>> START Excerpted records
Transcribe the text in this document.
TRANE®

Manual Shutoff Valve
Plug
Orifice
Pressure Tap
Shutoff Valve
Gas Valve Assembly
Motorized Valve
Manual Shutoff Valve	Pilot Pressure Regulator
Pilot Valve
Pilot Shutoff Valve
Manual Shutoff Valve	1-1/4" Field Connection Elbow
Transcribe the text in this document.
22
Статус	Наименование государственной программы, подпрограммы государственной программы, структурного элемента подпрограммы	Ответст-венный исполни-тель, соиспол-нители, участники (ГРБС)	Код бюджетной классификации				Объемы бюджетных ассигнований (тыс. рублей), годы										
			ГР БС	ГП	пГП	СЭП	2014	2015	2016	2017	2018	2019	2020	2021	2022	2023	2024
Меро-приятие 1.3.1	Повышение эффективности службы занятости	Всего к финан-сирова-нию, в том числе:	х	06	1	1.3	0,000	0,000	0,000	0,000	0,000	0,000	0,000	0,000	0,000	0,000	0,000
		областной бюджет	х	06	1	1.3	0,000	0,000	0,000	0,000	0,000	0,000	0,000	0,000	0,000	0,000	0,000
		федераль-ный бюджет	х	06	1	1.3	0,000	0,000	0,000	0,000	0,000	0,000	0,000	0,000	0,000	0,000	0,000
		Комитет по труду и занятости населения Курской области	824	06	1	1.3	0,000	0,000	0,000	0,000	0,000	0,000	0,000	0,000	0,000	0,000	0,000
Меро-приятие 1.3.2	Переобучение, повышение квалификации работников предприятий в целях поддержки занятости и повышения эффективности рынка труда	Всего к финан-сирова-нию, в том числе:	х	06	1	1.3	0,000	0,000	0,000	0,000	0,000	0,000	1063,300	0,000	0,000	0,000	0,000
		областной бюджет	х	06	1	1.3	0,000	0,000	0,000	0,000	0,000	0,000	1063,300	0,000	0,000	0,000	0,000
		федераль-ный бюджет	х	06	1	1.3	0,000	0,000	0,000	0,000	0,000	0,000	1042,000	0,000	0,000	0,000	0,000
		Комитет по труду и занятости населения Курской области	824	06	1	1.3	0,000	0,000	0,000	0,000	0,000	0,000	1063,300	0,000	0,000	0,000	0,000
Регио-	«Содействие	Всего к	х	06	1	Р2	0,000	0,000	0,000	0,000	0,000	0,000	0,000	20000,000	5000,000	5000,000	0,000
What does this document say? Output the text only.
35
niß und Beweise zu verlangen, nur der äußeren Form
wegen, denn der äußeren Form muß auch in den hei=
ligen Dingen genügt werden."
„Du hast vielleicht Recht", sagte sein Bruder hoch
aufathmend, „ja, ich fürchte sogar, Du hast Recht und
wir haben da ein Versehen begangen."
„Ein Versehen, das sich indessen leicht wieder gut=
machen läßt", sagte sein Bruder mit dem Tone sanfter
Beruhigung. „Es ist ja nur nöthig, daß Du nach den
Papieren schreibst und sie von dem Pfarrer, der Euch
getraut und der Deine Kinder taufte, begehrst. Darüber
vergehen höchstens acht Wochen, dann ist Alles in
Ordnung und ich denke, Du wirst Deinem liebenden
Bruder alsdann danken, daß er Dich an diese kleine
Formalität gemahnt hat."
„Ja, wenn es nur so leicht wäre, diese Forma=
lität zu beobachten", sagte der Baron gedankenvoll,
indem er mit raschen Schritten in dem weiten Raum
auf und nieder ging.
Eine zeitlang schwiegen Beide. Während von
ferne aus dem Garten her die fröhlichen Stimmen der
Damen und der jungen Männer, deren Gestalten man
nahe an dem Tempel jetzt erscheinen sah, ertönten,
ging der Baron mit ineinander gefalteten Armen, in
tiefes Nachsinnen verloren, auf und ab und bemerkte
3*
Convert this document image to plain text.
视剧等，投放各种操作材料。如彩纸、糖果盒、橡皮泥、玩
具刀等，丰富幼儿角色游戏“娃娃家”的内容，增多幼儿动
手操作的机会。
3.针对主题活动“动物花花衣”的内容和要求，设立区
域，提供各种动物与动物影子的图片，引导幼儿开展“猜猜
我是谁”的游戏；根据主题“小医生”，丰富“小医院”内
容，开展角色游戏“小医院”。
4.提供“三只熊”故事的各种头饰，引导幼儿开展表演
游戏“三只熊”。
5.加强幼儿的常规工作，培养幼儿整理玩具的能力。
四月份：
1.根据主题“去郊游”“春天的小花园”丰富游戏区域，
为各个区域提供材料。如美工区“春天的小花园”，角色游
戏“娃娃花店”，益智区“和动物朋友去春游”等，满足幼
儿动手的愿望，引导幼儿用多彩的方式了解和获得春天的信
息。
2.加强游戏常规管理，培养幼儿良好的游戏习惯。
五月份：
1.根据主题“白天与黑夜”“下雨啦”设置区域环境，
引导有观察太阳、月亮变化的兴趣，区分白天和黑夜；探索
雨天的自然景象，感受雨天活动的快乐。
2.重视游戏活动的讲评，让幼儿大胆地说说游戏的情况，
>> END Excerpted records
#### Task statement
Copy every line verbatim.

#### Written reply
Transcribe the text in this document.
TRANE®

Manual Shutoff Valve
Plug
Orifice
Pressure Tap
Shutoff Valve
Gas Valve Assembly
Motorized Valve
Manual Shutoff Valve	Pilot Pressure Regulator
Pilot Valve
Pilot Shutoff Valve
Manual Shutoff Valve	1-1/4" Field Connection Elbow
Transcribe the text in this document.
22
Статус	Наименование государственной программы, подпрограммы государственной программы, структурного элемента подпрограммы	Ответст-венный исполни-тель, соиспол-нители, участники (ГРБС)	Код бюджетной классификации				Объемы бюджетных ассигнований (тыс. рублей), годы										
			ГР БС	ГП	пГП	СЭП	2014	2015	2016	2017	2018	2019	2020	2021	2022	2023	2024
Меро-приятие 1.3.1	Повышение эффективности службы занятости	Всего к финан-сирова-нию, в том числе:	х	06	1	1.3	0,000	0,000	0,000	0,000	0,000	0,000	0,000	0,000	0,000	0,000	0,000
		областной бюджет	х	06	1	1.3	0,000	0,000	0,000	0,000	0,000	0,000	0,000	0,000	0,000	0,000	0,000
		федераль-ный бюджет	х	06	1	1.3	0,000	0,000	0,000	0,000	0,000	0,000	0,000	0,000	0,000	0,000	0,000
		Комитет по труду и занятости населения Курской области	824	06	1	1.3	0,000	0,000	0,000	0,000	0,000	0,000	0,000	0,000	0,000	0,000	0,000
Меро-приятие 1.3.2	Переобучение, повышение квалификации работников предприятий в целях поддержки занятости и повышения эффективности рынка труда	Всего к финан-сирова-нию, в том числе:	х	06	1	1.3	0,000	0,000	0,000	0,000	0,000	0,000	1063,300	0,000	0,000	0,000	0,000
		областной бюджет	х	06	1	1.3	0,000	0,000	0,000	0,000	0,000	0,000	1063,300	0,000	0,000	0,000	0,000
		федераль-ный бюджет	х	06	1	1.3	0,000	0,000	0,000	0,000	0,000	0,000	1042,000	0,000	0,000	0,000	0,000
		Комитет по труду и занятости населения Курской области	824	06	1	1.3	0,000	0,000	0,000	0,000	0,000	0,000	1063,300	0,000	0,000	0,000	0,000
Регио-	«Содействие	Всего к	х	06	1	Р2	0,000	0,000	0,000	0,000	0,000	0,000	0,000	20000,000	5000,000	5000,000	0,000
What does this document say? Output the text only.
35
niß und Beweise zu verlangen, nur der äußeren Form
wegen, denn der äußeren Form muß auch in den hei=
ligen Dingen genügt werden."
„Du hast vielleicht Recht", sagte sein Bruder hoch
aufathmend, „ja, ich fürchte sogar, Du hast Recht und
wir haben da ein Versehen begangen."
„Ein Versehen, das sich indessen leicht wieder gut=
machen läßt", sagte sein Bruder mit dem Tone sanfter
Beruhigung. „Es ist ja nur nöthig, daß Du nach den
Papieren schreibst und sie von dem Pfarrer, der Euch
getraut und der Deine Kinder taufte, begehrst. Darüber
vergehen höchstens acht Wochen, dann ist Alles in
Ordnung und ich denke, Du wirst Deinem liebenden
Bruder alsdann danken, daß er Dich an diese kleine
Formalität gemahnt hat."
„Ja, wenn es nur so leicht wäre, diese Forma=
lität zu beobachten", sagte der Baron gedankenvoll,
indem er mit raschen Schritten in dem weiten Raum
auf und nieder ging.
Eine zeitlang schwiegen Beide. Während von
ferne aus dem Garten her die fröhlichen Stimmen der
Damen und der jungen Männer, deren Gestalten man
nahe an dem Tempel jetzt erscheinen sah, ertönten,
ging der Baron mit ineinander gefalteten Armen, in
tiefes Nachsinnen verloren, auf und ab und bemerkte
3*
Convert this document image to plain text.
视剧等，投放各种操作材料。如彩纸、糖果盒、橡皮泥、玩
具刀等，丰富幼儿角色游戏“娃娃家”的内容，增多幼儿动
手操作的机会。
3.针对主题活动“动物花花衣”的内容和要求，设立区
域，提供各种动物与动物影子的图片，引导幼儿开展“猜猜
我是谁”的游戏；根据主题“小医生”，丰富“小医院”内
容，开展角色游戏“小医院”。
4.提供“三只熊”故事的各种头饰，引导幼儿开展表演
游戏“三只熊”。
5.加强幼儿的常规工作，培养幼儿整理玩具的能力。
四月份：
1.根据主题“去郊游”“春天的小花园”丰富游戏区域，
为各个区域提供材料。如美工区“春天的小花园”，角色游
戏“娃娃花店”，益智区“和动物朋友去春游”等，满足幼
儿动手的愿望，引导幼儿用多彩的方式了解和获得春天的信
息。
2.加强游戏常规管理，培养幼儿良好的游戏习惯。
五月份：
1.根据主题“白天与黑夜”“下雨啦”设置区域环境，
引导有观察太阳、月亮变化的兴趣，区分白天和黑夜；探索
雨天的自然景象，感受雨天活动的快乐。
2.重视游戏活动的讲评，让幼儿大胆地说说游戏的情况，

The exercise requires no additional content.